What Is a Semi-Solid-State Battery? A Complete Guide

2025-06-10

In the world of new energy, most electric vehicles (EVs) and energy storage systems still rely on lithium iron phosphate (LFP) or ternary lithium batteries — both of which are liquid-based. However, under extreme conditions like high temperature, pressure, collision, or physical damage, liquid batteries are prone to catching fire or even exploding. To enhance the safety of next-generation energy systems, governments are actively supporting the research and development of solid-state battery technology.

That’s where semi-solid-state batteries come into play. These batteries serve as a transitional step between today’s conventional lithium-ion batteries and future fully solid-state batteries. They use a semi-solid (or quasi-solid) electrolyte, which contains both liquid and solid components. The result is a gel- or paste-like material — somewhat like jelly — that offers moderate flowability and some mechanical strength.

▶ **Exercise tasks**:
1. Reproduce the portion of the battery guide starting with "In the world" and going on through "solid-state battery technology.".
2. According to the battery guide, what kind of electrolyte does a semi-solid-state battery use?
3. Decide whether each statement below agrees with the battery guide. Answer yes or no for each, and quote the words of the guide that settle it.
(a) Lithium iron phosphate and ternary lithium batteries are both liquid-based.
(b) Semi-solid-state batteries are presented as a step beyond fully solid-state batteries.
(c) The electrolyte in a semi-solid-state battery is described as a gel- or paste-like material.

▶ **Recorded information**:
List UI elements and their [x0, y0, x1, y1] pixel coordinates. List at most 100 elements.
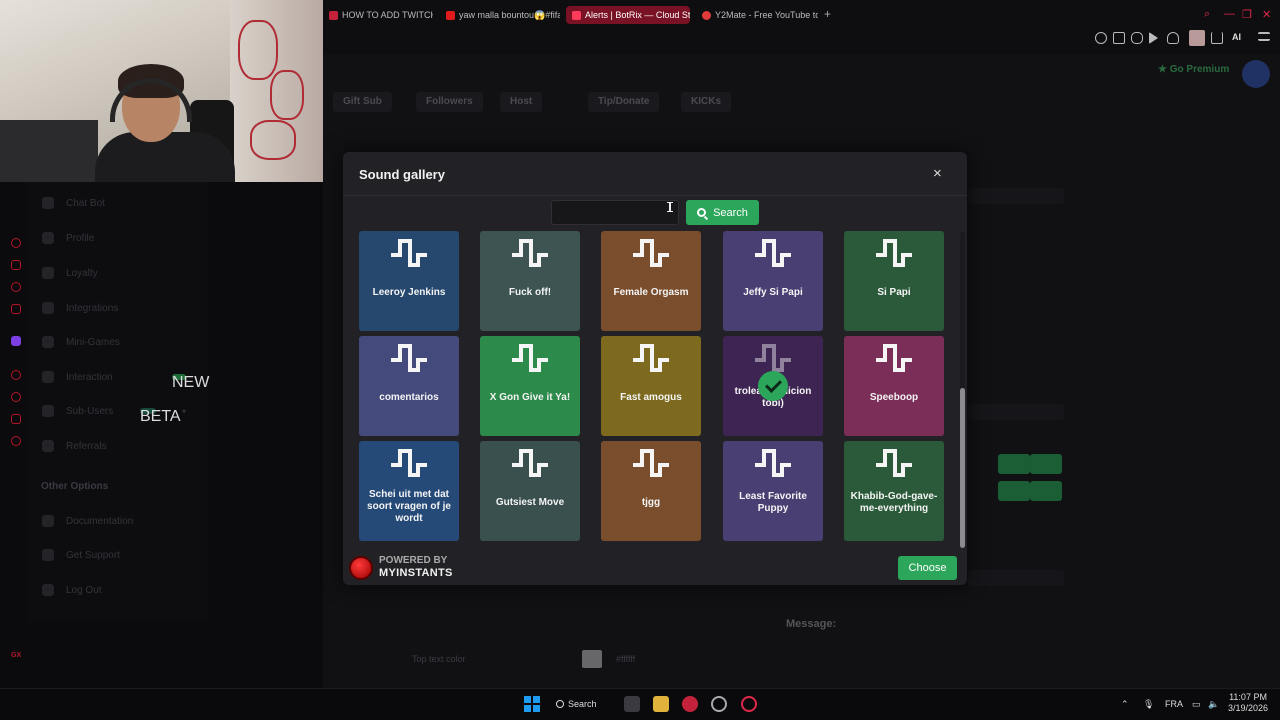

▶ **Answers for this exercise**:
1.
In the world of new energy, most electric vehicles (EVs) and energy storage systems still rely on lithium iron phosphate (LFP) or ternary lithium batteries — both of which are liquid-based. However, under extreme conditions like high temperature, pressure, collision, or physical damage, liquid batteries are prone to catching fire or even exploding. To enhance the safety of next-generation energy systems, governments are actively supporting the research and development of solid-state battery technology.

2. It uses a semi-solid (or quasi-solid) electrolyte that contains both liquid and solid components.

3.
(a) Yes: "both of which are liquid-based."
(b) No: "These batteries serve as a transitional step between today’s conventional lithium-ion batteries and future fully solid-state batteries."
(c) Yes: "The result is a gel- or paste-like material"